## [What the task asks]
Single out the lines of the material that contain "быть" and copy them.

## [Extracted material]
--
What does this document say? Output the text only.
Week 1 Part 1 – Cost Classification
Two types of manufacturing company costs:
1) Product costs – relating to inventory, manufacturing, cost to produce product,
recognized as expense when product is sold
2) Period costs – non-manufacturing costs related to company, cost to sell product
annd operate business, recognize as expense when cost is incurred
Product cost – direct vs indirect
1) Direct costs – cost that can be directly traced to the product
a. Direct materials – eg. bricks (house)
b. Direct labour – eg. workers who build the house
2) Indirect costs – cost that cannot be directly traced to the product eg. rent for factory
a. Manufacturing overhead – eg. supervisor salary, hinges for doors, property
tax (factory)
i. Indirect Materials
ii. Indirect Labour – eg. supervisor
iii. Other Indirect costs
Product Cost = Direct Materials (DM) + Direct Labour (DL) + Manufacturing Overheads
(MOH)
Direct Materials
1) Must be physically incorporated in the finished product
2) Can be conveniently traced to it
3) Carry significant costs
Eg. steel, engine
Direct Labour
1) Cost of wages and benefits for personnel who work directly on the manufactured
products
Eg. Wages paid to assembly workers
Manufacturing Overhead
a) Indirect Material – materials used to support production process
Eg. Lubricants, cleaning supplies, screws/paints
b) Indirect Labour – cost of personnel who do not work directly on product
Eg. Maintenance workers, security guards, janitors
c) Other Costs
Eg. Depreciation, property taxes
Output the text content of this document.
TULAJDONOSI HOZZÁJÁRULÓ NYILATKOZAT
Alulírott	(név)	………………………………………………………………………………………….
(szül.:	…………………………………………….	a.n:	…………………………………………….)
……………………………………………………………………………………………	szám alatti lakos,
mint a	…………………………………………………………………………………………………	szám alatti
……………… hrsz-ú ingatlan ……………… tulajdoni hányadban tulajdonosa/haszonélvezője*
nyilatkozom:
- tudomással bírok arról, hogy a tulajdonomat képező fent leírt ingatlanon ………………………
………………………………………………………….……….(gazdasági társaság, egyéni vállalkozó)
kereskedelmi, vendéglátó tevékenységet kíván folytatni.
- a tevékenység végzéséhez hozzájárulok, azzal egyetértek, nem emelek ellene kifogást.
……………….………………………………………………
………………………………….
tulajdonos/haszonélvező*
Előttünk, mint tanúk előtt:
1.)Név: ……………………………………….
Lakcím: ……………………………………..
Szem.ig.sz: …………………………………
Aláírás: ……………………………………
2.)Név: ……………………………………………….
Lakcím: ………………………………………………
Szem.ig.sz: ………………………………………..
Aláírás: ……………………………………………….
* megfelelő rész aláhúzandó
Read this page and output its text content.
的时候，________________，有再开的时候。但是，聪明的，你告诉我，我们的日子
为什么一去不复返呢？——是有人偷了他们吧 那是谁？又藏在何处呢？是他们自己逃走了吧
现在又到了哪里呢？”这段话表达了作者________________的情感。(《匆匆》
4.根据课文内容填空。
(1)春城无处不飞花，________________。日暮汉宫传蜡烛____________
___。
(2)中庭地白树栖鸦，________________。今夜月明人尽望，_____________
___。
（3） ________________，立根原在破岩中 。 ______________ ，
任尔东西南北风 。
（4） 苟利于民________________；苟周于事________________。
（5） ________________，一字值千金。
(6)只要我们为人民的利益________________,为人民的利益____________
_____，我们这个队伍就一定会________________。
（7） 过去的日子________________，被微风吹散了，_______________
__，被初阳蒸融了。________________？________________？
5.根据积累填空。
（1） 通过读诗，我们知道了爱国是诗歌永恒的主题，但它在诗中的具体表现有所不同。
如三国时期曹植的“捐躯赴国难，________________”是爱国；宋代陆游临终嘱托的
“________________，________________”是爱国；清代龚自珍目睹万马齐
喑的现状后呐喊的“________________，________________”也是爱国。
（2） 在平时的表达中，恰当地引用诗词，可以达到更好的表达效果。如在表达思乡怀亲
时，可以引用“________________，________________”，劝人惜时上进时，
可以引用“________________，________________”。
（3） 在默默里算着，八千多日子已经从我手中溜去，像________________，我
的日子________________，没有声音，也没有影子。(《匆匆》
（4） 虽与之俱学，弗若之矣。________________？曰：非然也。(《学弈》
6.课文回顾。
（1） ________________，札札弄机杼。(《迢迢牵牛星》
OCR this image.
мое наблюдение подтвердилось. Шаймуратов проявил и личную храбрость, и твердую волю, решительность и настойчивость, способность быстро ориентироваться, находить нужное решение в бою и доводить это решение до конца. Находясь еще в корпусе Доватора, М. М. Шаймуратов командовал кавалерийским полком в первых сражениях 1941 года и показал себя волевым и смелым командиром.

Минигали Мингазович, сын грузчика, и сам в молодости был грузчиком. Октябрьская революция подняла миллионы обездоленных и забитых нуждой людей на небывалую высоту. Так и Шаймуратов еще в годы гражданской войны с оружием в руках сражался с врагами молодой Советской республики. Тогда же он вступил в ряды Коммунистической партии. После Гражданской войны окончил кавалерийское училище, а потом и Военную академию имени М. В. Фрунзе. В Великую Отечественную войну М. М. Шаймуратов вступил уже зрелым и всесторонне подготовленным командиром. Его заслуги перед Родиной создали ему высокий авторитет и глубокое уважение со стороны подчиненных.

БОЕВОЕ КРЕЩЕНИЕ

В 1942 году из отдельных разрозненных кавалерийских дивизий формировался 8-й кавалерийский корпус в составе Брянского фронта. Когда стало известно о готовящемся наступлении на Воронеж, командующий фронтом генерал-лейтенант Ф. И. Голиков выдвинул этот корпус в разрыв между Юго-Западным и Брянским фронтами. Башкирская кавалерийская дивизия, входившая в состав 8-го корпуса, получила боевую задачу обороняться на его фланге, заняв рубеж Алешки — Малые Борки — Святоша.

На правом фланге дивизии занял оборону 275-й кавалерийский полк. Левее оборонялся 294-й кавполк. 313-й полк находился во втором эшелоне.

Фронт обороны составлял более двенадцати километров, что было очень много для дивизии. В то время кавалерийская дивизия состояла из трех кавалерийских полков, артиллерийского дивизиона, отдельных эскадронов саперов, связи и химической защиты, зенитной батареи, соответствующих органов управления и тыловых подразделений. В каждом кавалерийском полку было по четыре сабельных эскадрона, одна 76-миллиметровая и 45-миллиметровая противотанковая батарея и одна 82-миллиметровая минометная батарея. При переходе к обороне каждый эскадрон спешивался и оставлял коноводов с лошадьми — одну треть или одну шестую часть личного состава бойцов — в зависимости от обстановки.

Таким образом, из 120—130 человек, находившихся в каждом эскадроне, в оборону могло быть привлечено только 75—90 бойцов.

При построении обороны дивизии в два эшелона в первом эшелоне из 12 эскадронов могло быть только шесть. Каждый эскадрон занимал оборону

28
--
## [Result below]
Таким образом, из 120—130 человек, находившихся в каждом эскадроне, в оборону могло быть привлечено только 75—90 бойцов.
При построении обороны дивизии в два эшелона в первом эшелоне из 12 эскадронов могло быть только шесть. Каждый эскадрон занимал оборону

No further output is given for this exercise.